● The request: Copy the material that follows word for word and omit its pictures.

● Collected data:

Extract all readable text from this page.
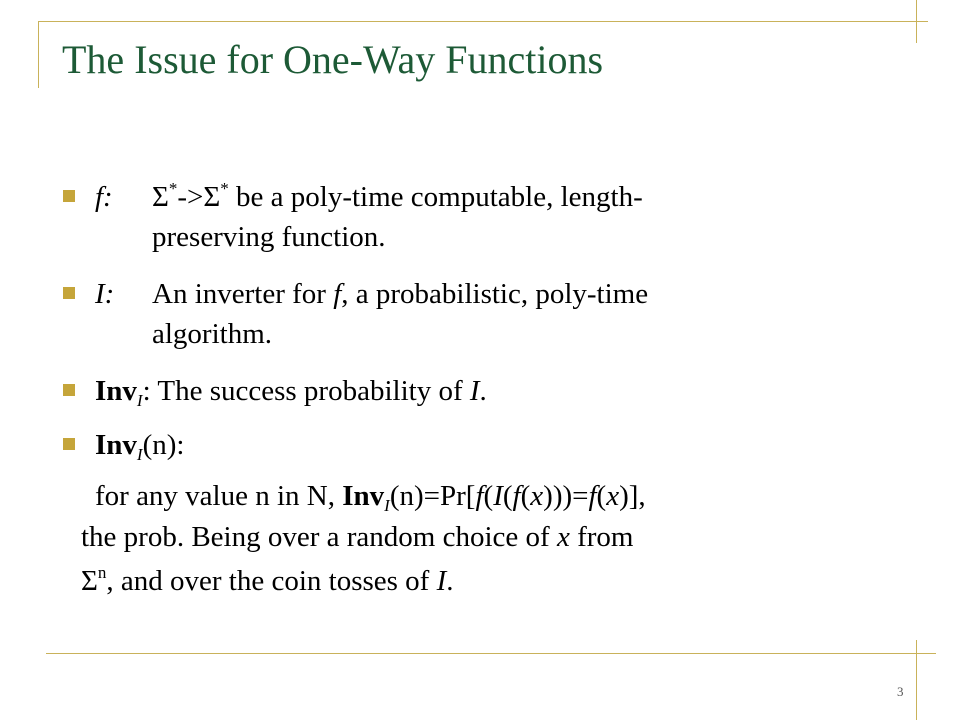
The Issue for One-Way Functions
f: Σ*->Σ* be a poly-time computable, length-
preserving function.
I: An inverter for f, a probabilistic, poly-time
algorithm.
Inv$_I$: The success probability of I.
Inv$_I$(n):
for any value n in N, Inv$_I$(n)=Pr[f(I(f(x)))=f(x)],
the prob. Being over a random choice of x from
$\Sigma^n$, and over the coin tosses of I.
3
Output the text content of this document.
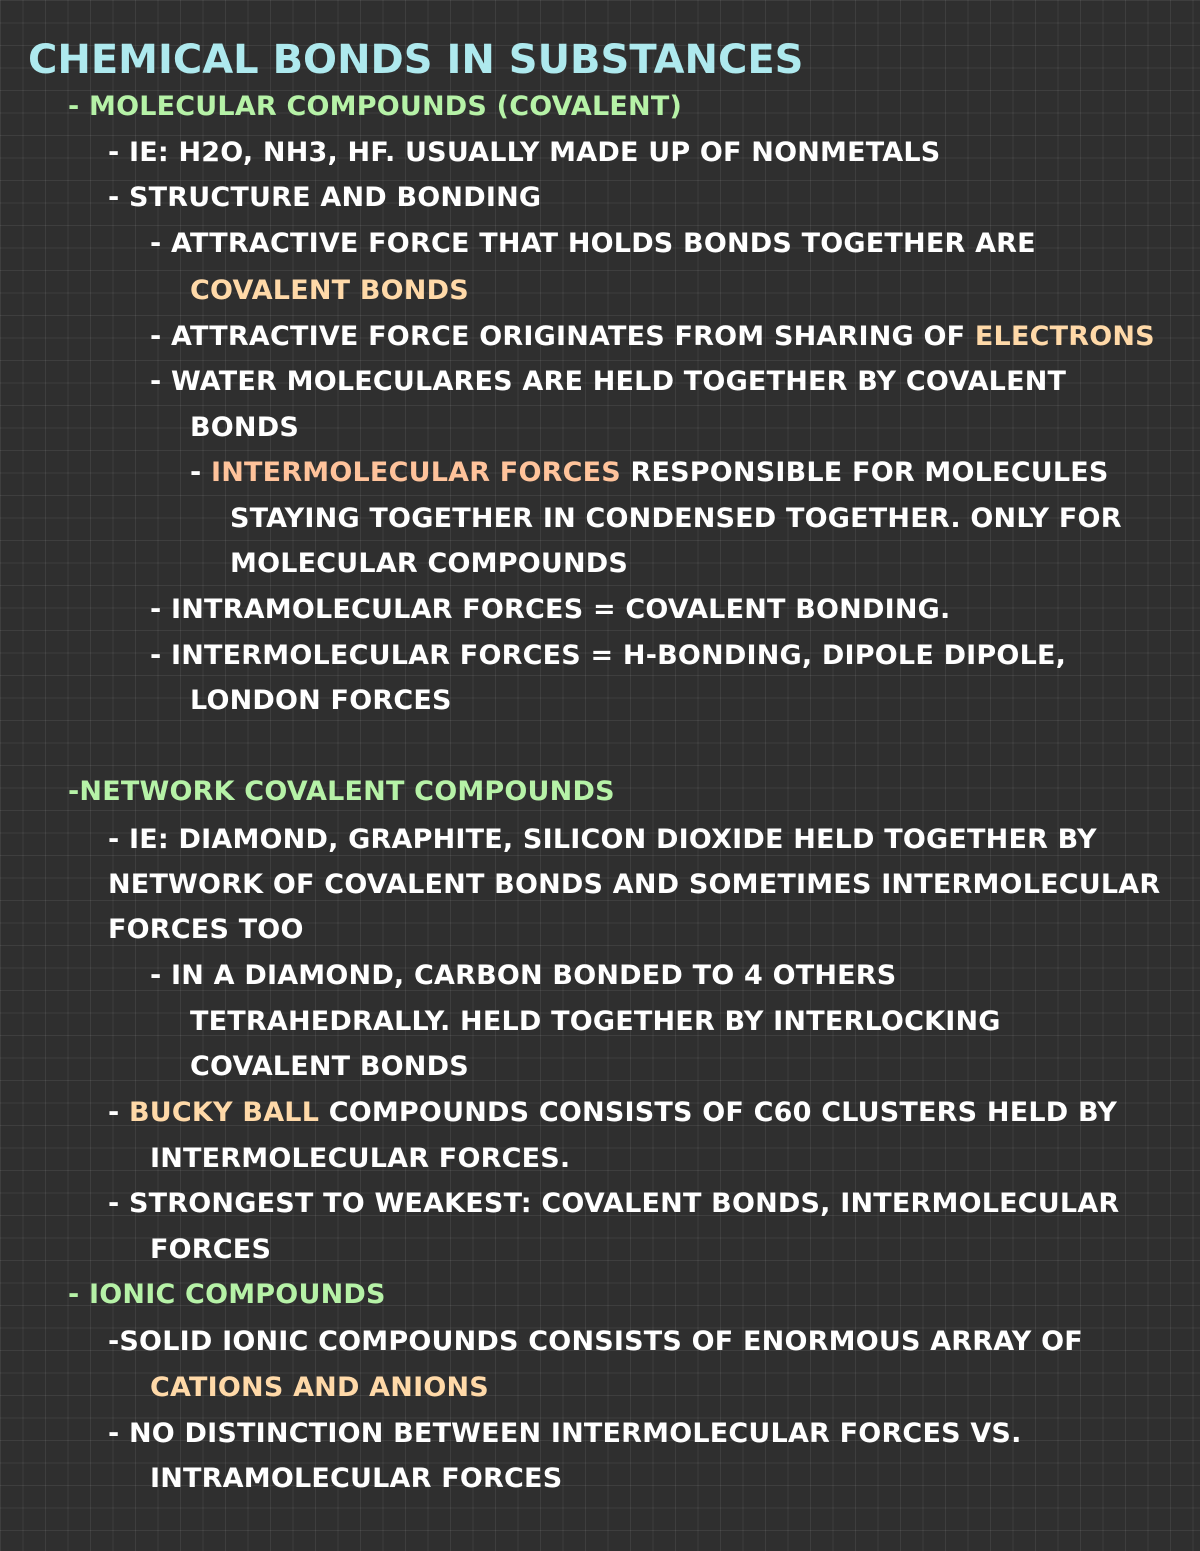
CHEMICAL BONDS IN SUBSTANCES
- MOLECULAR COMPOUNDS (COVALENT)
- IE: H2O, NH3, HF. USUALLY MADE UP OF NONMETALS
- STRUCTURE AND BONDING
- ATTRACTIVE FORCE THAT HOLDS BONDS TOGETHER ARE
COVALENT BONDS
- ATTRACTIVE FORCE ORIGINATES FROM SHARING OF ELECTRONS
- WATER MOLECULARES ARE HELD TOGETHER BY COVALENT
BONDS
- INTERMOLECULAR FORCES RESPONSIBLE FOR MOLECULES
STAYING TOGETHER IN CONDENSED TOGETHER. ONLY FOR
MOLECULAR COMPOUNDS
- INTRAMOLECULAR FORCES = COVALENT BONDING.
- INTERMOLECULAR FORCES = H-BONDING, DIPOLE DIPOLE,
LONDON FORCES
-NETWORK COVALENT COMPOUNDS
- IE: DIAMOND, GRAPHITE, SILICON DIOXIDE HELD TOGETHER BY
NETWORK OF COVALENT BONDS AND SOMETIMES INTERMOLECULAR
FORCES TOO
- IN A DIAMOND, CARBON BONDED TO 4 OTHERS
TETRAHEDRALLY. HELD TOGETHER BY INTERLOCKING
COVALENT BONDS
- BUCKY BALL COMPOUNDS CONSISTS OF C60 CLUSTERS HELD BY
INTERMOLECULAR FORCES.
- STRONGEST TO WEAKEST: COVALENT BONDS, INTERMOLECULAR
FORCES
- IONIC COMPOUNDS
-SOLID IONIC COMPOUNDS CONSISTS OF ENORMOUS ARRAY OF
CATIONS AND ANIONS
- NO DISTINCTION BETWEEN INTERMOLECULAR FORCES VS.
INTRAMOLECULAR FORCES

● Result below:
Extract all readable text from this page.
The Issue for One-Way Functions
f: Σ*->Σ* be a poly-time computable, length-
preserving function.
I: An inverter for f, a probabilistic, poly-time
algorithm.
Inv$_I$: The success probability of I.
Inv$_I$(n):
for any value n in N, Inv$_I$(n)=Pr[f(I(f(x)))=f(x)],
the prob. Being over a random choice of x from
$\Sigma^n$, and over the coin tosses of I.
3
Output the text content of this document.
CHEMICAL BONDS IN SUBSTANCES
- MOLECULAR COMPOUNDS (COVALENT)
- IE: H2O, NH3, HF. USUALLY MADE UP OF NONMETALS
- STRUCTURE AND BONDING
- ATTRACTIVE FORCE THAT HOLDS BONDS TOGETHER ARE
COVALENT BONDS
- ATTRACTIVE FORCE ORIGINATES FROM SHARING OF ELECTRONS
- WATER MOLECULARES ARE HELD TOGETHER BY COVALENT
BONDS
- INTERMOLECULAR FORCES RESPONSIBLE FOR MOLECULES
STAYING TOGETHER IN CONDENSED TOGETHER. ONLY FOR
MOLECULAR COMPOUNDS
- INTRAMOLECULAR FORCES = COVALENT BONDING.
- INTERMOLECULAR FORCES = H-BONDING, DIPOLE DIPOLE,
LONDON FORCES
-NETWORK COVALENT COMPOUNDS
- IE: DIAMOND, GRAPHITE, SILICON DIOXIDE HELD TOGETHER BY
NETWORK OF COVALENT BONDS AND SOMETIMES INTERMOLECULAR
FORCES TOO
- IN A DIAMOND, CARBON BONDED TO 4 OTHERS
TETRAHEDRALLY. HELD TOGETHER BY INTERLOCKING
COVALENT BONDS
- BUCKY BALL COMPOUNDS CONSISTS OF C60 CLUSTERS HELD BY
INTERMOLECULAR FORCES.
- STRONGEST TO WEAKEST: COVALENT BONDS, INTERMOLECULAR
FORCES
- IONIC COMPOUNDS
-SOLID IONIC COMPOUNDS CONSISTS OF ENORMOUS ARRAY OF
CATIONS AND ANIONS
- NO DISTINCTION BETWEEN INTERMOLECULAR FORCES VS.
INTRAMOLECULAR FORCES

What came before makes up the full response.